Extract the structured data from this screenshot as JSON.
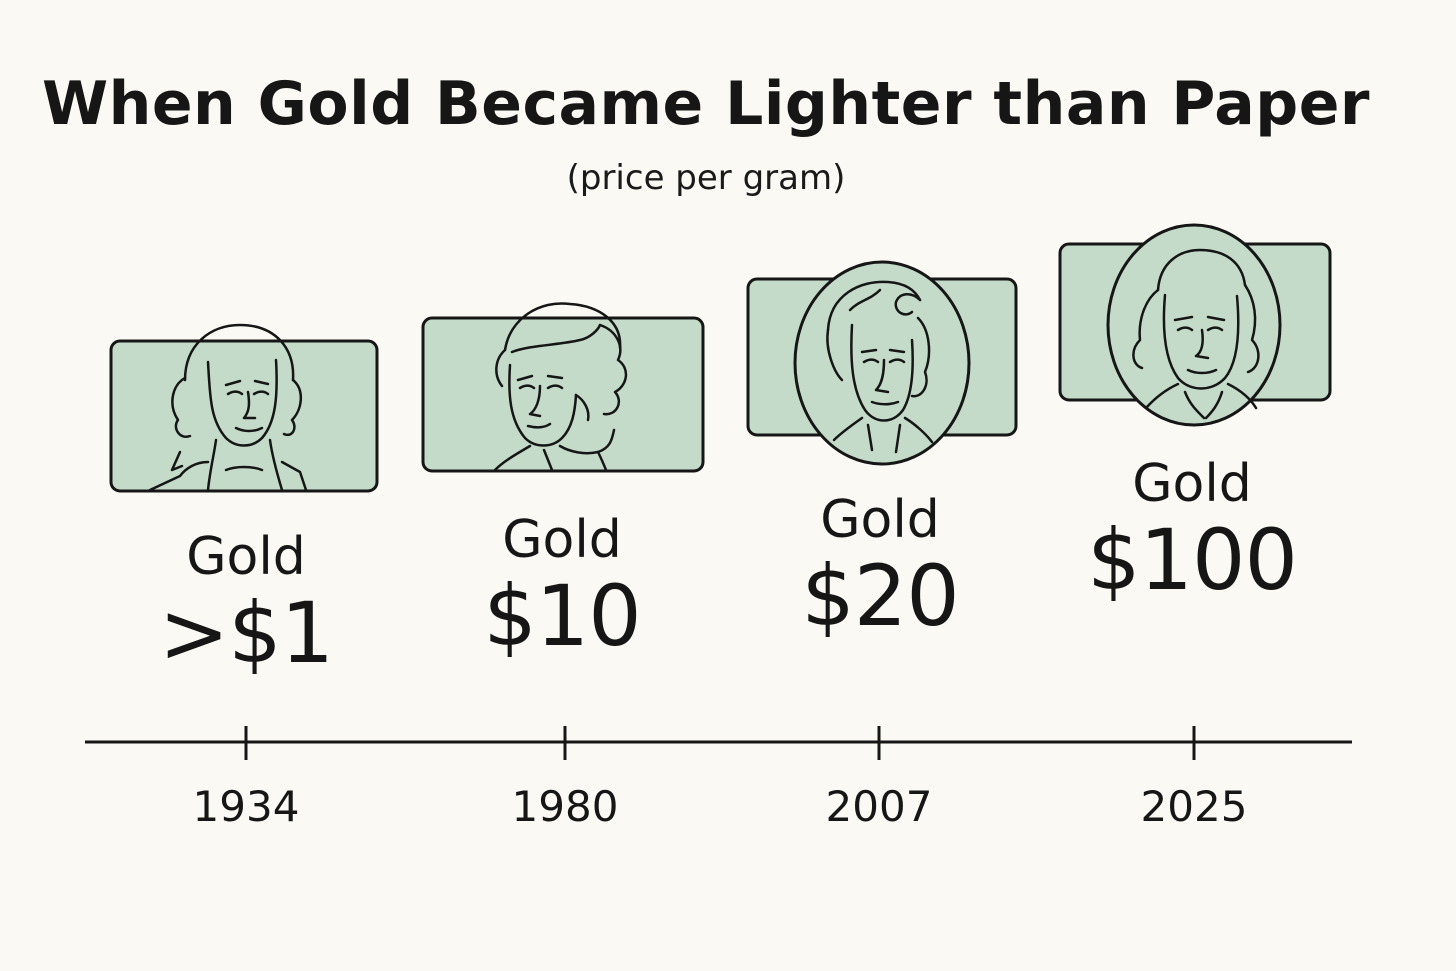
{
  "title": "When Gold Became Lighter than Paper",
  "subtitle": "(price per gram)",
  "colors": {
    "background": "#faf9f4",
    "note_fill": "#c4dbc9",
    "ink": "#161616"
  },
  "chart_data": {
    "type": "timeline",
    "points": [
      {
        "year": "1934",
        "label": "Gold",
        "price": ">$1",
        "bill_portrait": "washington-portrait-icon"
      },
      {
        "year": "1980",
        "label": "Gold",
        "price": "$10",
        "bill_portrait": "hamilton-portrait-icon"
      },
      {
        "year": "2007",
        "label": "Gold",
        "price": "$20",
        "bill_portrait": "jackson-portrait-icon"
      },
      {
        "year": "2025",
        "label": "Gold",
        "price": "$100",
        "bill_portrait": "franklin-portrait-icon"
      }
    ]
  }
}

The problem: Print out the material word for word, omitting the pictures.

Solution to this exercise:
Extract the structured data from this screenshot as JSON.
{
  "title": "When Gold Became Lighter than Paper",
  "subtitle": "(price per gram)",
  "colors": {
    "background": "#faf9f4",
    "note_fill": "#c4dbc9",
    "ink": "#161616"
  },
  "chart_data": {
    "type": "timeline",
    "points": [
      {
        "year": "1934",
        "label": "Gold",
        "price": ">$1",
        "bill_portrait": "washington-portrait-icon"
      },
      {
        "year": "1980",
        "label": "Gold",
        "price": "$10",
        "bill_portrait": "hamilton-portrait-icon"
      },
      {
        "year": "2007",
        "label": "Gold",
        "price": "$20",
        "bill_portrait": "jackson-portrait-icon"
      },
      {
        "year": "2025",
        "label": "Gold",
        "price": "$100",
        "bill_portrait": "franklin-portrait-icon"
      }
    ]
  }
}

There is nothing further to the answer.